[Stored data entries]
────────────────────────────────────────
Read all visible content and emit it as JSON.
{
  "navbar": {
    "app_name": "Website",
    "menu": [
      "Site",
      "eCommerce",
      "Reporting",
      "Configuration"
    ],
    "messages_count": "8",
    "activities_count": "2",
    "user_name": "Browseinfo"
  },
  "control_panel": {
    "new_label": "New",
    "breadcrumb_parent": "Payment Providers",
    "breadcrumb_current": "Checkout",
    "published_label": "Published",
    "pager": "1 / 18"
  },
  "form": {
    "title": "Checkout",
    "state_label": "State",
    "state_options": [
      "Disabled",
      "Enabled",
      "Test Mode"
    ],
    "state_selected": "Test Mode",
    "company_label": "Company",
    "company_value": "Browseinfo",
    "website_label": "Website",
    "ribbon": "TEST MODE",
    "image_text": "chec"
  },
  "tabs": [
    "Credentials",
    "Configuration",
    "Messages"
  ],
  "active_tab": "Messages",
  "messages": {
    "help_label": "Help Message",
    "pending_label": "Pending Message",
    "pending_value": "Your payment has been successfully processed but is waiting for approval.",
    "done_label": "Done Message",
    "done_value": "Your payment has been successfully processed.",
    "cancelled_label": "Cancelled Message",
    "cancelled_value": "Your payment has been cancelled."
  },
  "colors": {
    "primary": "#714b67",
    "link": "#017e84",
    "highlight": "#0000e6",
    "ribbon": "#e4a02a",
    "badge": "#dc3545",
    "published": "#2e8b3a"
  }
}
────────────────────────────────────────
-- Given problem --
Copy out the full set of records precisely, leaving nothing out.

-- Response to the task --
Read all visible content and emit it as JSON.
{
  "navbar": {
    "app_name": "Website",
    "menu": [
      "Site",
      "eCommerce",
      "Reporting",
      "Configuration"
    ],
    "messages_count": "8",
    "activities_count": "2",
    "user_name": "Browseinfo"
  },
  "control_panel": {
    "new_label": "New",
    "breadcrumb_parent": "Payment Providers",
    "breadcrumb_current": "Checkout",
    "published_label": "Published",
    "pager": "1 / 18"
  },
  "form": {
    "title": "Checkout",
    "state_label": "State",
    "state_options": [
      "Disabled",
      "Enabled",
      "Test Mode"
    ],
    "state_selected": "Test Mode",
    "company_label": "Company",
    "company_value": "Browseinfo",
    "website_label": "Website",
    "ribbon": "TEST MODE",
    "image_text": "chec"
  },
  "tabs": [
    "Credentials",
    "Configuration",
    "Messages"
  ],
  "active_tab": "Messages",
  "messages": {
    "help_label": "Help Message",
    "pending_label": "Pending Message",
    "pending_value": "Your payment has been successfully processed but is waiting for approval.",
    "done_label": "Done Message",
    "done_value": "Your payment has been successfully processed.",
    "cancelled_label": "Cancelled Message",
    "cancelled_value": "Your payment has been cancelled."
  },
  "colors": {
    "primary": "#714b67",
    "link": "#017e84",
    "highlight": "#0000e6",
    "ribbon": "#e4a02a",
    "badge": "#dc3545",
    "published": "#2e8b3a"
  }
}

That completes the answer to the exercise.